_Set problem_. Copy the listing verbatim, excluding any images found in it.

-.-.-

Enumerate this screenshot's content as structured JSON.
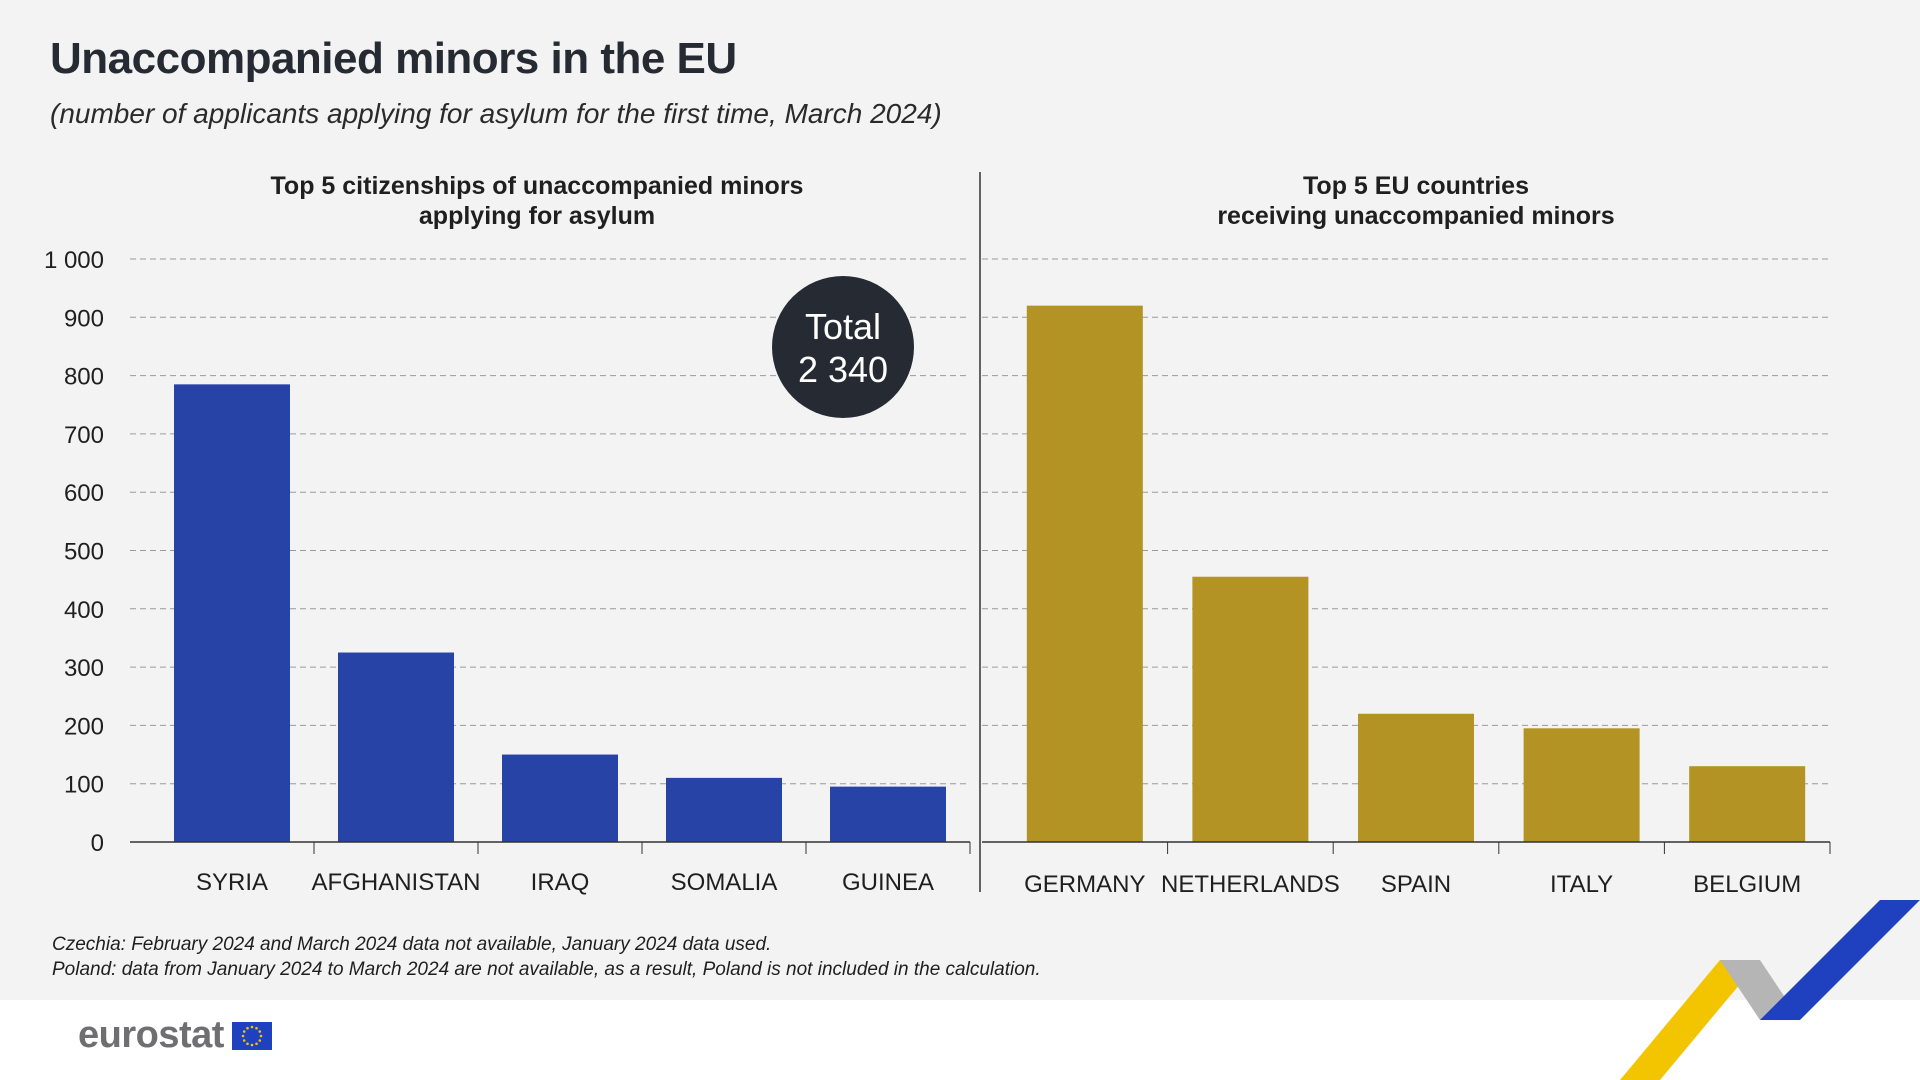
{
  "header": {
    "title": "Unaccompanied minors in the EU",
    "subtitle": "(number of applicants applying for asylum for the first time, March 2024)"
  },
  "chart_data": [
    {
      "type": "bar",
      "title_lines": [
        "Top 5 citizenships of unaccompanied minors",
        "applying for asylum"
      ],
      "categories": [
        "SYRIA",
        "AFGHANISTAN",
        "IRAQ",
        "SOMALIA",
        "GUINEA"
      ],
      "values": [
        785,
        325,
        150,
        110,
        95
      ],
      "color": "#2743a6",
      "ylim": [
        0,
        1000
      ],
      "yticks": [
        "0",
        "100",
        "200",
        "300",
        "400",
        "500",
        "600",
        "700",
        "800",
        "900",
        "1 000"
      ],
      "grid": true,
      "annotation": {
        "line1": "Total",
        "line2": "2 340"
      }
    },
    {
      "type": "bar",
      "title_lines": [
        "Top 5 EU countries",
        "receiving unaccompanied minors"
      ],
      "categories": [
        "GERMANY",
        "NETHERLANDS",
        "SPAIN",
        "ITALY",
        "BELGIUM"
      ],
      "values": [
        920,
        455,
        220,
        195,
        130
      ],
      "color": "#b29324",
      "ylim": [
        0,
        1000
      ],
      "grid": true
    }
  ],
  "colors": {
    "annotation_bg": "#262b33",
    "ribbon_yellow": "#f2c500",
    "ribbon_grey": "#b5b5b5",
    "ribbon_blue": "#1f41c0"
  },
  "footnotes": [
    "Czechia: February 2024 and March 2024 data not available, January 2024 data used.",
    "Poland: data from January 2024 to March 2024 are not available, as a result, Poland is not included in the calculation."
  ],
  "logo": {
    "text": "eurostat",
    "icon": "eu-flag-icon"
  }
}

-.-.-

_Problem solution_.
Enumerate this screenshot's content as structured JSON.
{
  "header": {
    "title": "Unaccompanied minors in the EU",
    "subtitle": "(number of applicants applying for asylum for the first time, March 2024)"
  },
  "chart_data": [
    {
      "type": "bar",
      "title_lines": [
        "Top 5 citizenships of unaccompanied minors",
        "applying for asylum"
      ],
      "categories": [
        "SYRIA",
        "AFGHANISTAN",
        "IRAQ",
        "SOMALIA",
        "GUINEA"
      ],
      "values": [
        785,
        325,
        150,
        110,
        95
      ],
      "color": "#2743a6",
      "ylim": [
        0,
        1000
      ],
      "yticks": [
        "0",
        "100",
        "200",
        "300",
        "400",
        "500",
        "600",
        "700",
        "800",
        "900",
        "1 000"
      ],
      "grid": true,
      "annotation": {
        "line1": "Total",
        "line2": "2 340"
      }
    },
    {
      "type": "bar",
      "title_lines": [
        "Top 5 EU countries",
        "receiving unaccompanied minors"
      ],
      "categories": [
        "GERMANY",
        "NETHERLANDS",
        "SPAIN",
        "ITALY",
        "BELGIUM"
      ],
      "values": [
        920,
        455,
        220,
        195,
        130
      ],
      "color": "#b29324",
      "ylim": [
        0,
        1000
      ],
      "grid": true
    }
  ],
  "colors": {
    "annotation_bg": "#262b33",
    "ribbon_yellow": "#f2c500",
    "ribbon_grey": "#b5b5b5",
    "ribbon_blue": "#1f41c0"
  },
  "footnotes": [
    "Czechia: February 2024 and March 2024 data not available, January 2024 data used.",
    "Poland: data from January 2024 to March 2024 are not available, as a result, Poland is not included in the calculation."
  ],
  "logo": {
    "text": "eurostat",
    "icon": "eu-flag-icon"
  }
}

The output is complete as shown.